THE TASK:
Of the lines in the entries, how many hold the word "value"? Give that number alone.

SUPPLIED MATERIAL:

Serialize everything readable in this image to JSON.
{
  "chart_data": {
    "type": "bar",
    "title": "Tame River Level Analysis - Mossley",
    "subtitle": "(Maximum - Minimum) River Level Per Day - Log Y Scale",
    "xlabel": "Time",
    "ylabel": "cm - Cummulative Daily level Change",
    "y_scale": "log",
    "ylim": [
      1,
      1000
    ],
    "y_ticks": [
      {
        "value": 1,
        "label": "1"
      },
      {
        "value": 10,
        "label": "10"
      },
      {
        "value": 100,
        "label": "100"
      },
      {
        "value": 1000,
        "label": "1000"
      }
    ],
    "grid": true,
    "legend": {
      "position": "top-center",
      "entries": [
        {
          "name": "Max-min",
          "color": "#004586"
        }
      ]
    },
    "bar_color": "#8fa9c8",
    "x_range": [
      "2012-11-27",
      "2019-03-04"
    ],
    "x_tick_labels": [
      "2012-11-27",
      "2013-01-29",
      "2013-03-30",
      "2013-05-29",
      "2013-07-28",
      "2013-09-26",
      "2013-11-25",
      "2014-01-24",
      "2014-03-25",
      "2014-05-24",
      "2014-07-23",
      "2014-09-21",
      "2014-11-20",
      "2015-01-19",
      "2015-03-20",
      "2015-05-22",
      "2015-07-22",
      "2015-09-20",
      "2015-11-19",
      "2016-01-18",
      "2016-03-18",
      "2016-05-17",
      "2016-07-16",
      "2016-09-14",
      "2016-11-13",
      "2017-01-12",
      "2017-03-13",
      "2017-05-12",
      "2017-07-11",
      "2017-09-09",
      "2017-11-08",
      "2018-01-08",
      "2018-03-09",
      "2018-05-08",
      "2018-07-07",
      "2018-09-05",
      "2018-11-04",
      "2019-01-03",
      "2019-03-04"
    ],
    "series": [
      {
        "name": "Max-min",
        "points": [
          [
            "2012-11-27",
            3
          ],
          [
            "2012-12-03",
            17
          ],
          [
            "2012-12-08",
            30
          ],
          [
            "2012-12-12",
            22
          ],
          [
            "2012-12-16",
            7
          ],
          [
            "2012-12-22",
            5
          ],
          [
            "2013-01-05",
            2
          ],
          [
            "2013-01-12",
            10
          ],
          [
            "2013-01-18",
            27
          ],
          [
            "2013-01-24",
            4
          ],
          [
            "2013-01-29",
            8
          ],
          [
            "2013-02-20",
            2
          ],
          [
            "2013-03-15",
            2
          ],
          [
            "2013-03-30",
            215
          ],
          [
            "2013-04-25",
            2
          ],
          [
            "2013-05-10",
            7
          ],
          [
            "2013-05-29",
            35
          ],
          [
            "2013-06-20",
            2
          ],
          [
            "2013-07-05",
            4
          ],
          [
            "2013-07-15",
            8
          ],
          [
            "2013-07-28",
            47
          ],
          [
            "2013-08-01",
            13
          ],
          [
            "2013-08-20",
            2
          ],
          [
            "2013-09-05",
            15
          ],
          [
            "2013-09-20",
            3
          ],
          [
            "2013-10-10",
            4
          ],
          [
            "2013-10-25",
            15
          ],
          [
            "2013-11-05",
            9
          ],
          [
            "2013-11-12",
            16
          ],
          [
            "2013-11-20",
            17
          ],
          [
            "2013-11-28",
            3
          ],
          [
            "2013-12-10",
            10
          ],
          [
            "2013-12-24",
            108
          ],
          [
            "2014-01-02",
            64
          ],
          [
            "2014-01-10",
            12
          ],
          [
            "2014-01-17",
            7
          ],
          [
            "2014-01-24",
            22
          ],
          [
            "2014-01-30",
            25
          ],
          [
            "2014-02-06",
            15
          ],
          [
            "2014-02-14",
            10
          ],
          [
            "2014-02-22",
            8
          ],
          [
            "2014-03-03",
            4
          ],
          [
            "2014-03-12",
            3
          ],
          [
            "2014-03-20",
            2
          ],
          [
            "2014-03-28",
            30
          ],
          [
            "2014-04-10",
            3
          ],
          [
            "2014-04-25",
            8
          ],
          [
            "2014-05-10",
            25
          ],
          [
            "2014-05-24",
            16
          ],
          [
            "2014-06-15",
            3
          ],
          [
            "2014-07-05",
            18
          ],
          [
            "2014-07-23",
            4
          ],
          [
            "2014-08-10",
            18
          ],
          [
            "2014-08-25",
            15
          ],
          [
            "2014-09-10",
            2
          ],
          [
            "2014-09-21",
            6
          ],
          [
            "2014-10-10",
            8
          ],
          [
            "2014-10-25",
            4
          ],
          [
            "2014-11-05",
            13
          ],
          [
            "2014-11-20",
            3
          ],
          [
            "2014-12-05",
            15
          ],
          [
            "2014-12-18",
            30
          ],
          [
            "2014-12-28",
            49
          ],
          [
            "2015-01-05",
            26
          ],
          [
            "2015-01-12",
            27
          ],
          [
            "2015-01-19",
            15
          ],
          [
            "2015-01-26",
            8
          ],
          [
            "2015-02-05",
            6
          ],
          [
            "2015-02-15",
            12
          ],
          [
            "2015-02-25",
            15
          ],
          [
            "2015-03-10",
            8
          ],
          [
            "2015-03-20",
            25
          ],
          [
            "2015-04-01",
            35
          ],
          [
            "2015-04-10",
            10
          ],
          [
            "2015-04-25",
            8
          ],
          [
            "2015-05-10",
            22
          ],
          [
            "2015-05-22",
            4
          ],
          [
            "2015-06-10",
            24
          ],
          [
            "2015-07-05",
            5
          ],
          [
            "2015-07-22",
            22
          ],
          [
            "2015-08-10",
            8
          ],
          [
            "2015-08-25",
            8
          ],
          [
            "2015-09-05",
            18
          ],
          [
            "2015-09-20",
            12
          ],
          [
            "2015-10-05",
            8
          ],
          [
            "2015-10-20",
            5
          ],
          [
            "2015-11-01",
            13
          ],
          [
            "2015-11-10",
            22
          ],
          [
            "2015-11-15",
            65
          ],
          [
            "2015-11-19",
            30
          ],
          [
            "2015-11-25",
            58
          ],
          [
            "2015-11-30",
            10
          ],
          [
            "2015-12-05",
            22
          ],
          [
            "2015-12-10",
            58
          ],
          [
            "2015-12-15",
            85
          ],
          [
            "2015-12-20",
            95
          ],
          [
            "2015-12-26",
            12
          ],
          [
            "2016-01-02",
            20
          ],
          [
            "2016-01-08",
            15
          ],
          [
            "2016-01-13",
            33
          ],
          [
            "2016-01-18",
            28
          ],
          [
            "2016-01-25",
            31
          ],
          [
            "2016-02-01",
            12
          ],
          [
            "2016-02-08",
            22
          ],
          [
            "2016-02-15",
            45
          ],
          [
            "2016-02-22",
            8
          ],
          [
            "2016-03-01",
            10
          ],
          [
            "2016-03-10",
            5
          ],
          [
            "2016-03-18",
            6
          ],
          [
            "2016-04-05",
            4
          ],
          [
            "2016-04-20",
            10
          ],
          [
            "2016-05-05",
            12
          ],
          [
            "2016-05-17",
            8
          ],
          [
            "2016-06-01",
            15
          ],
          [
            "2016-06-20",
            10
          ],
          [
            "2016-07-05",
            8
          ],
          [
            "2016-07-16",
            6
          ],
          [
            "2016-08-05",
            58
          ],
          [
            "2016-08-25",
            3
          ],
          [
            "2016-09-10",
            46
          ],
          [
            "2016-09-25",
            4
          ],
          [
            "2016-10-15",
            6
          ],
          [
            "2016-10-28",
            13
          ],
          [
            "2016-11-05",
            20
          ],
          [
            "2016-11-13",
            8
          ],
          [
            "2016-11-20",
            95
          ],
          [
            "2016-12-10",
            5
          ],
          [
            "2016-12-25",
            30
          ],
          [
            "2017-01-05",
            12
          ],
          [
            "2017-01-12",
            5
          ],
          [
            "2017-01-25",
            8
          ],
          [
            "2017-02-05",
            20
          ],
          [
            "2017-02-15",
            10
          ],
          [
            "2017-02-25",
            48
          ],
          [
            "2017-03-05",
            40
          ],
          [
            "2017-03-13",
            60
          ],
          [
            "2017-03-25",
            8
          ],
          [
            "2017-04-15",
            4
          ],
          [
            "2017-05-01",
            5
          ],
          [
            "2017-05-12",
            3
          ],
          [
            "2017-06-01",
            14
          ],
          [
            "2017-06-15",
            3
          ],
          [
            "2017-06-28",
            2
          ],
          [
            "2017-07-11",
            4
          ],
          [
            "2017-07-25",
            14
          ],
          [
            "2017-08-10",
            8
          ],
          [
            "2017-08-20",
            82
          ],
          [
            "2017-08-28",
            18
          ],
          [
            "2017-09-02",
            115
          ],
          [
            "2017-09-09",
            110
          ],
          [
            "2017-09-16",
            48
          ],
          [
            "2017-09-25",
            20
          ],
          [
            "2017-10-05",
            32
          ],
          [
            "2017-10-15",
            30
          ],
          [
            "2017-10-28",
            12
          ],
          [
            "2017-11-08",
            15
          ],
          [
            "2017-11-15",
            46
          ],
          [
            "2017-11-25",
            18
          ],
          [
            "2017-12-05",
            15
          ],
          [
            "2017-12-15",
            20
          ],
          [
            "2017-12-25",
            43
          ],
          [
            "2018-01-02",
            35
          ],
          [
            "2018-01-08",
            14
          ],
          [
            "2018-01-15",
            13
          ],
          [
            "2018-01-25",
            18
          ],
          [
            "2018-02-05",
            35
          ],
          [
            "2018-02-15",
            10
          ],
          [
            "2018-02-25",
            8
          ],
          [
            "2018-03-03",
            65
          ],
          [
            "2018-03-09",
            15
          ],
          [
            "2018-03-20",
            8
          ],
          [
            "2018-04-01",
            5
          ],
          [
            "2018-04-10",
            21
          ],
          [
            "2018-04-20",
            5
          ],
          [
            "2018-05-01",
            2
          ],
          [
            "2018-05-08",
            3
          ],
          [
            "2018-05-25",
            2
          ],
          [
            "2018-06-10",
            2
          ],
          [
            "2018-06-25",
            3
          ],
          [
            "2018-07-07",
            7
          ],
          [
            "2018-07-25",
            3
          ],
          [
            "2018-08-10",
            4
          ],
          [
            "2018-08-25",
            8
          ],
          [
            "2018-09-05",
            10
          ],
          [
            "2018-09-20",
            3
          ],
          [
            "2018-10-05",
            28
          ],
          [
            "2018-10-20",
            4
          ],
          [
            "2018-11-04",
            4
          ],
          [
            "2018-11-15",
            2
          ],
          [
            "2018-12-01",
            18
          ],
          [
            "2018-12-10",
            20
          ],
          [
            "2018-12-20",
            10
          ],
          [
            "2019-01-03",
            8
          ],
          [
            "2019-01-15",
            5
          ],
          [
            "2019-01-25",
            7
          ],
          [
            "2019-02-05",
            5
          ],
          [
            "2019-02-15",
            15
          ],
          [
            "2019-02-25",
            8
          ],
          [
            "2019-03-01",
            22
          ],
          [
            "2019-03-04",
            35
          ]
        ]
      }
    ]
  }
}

RESULT BELOW:
4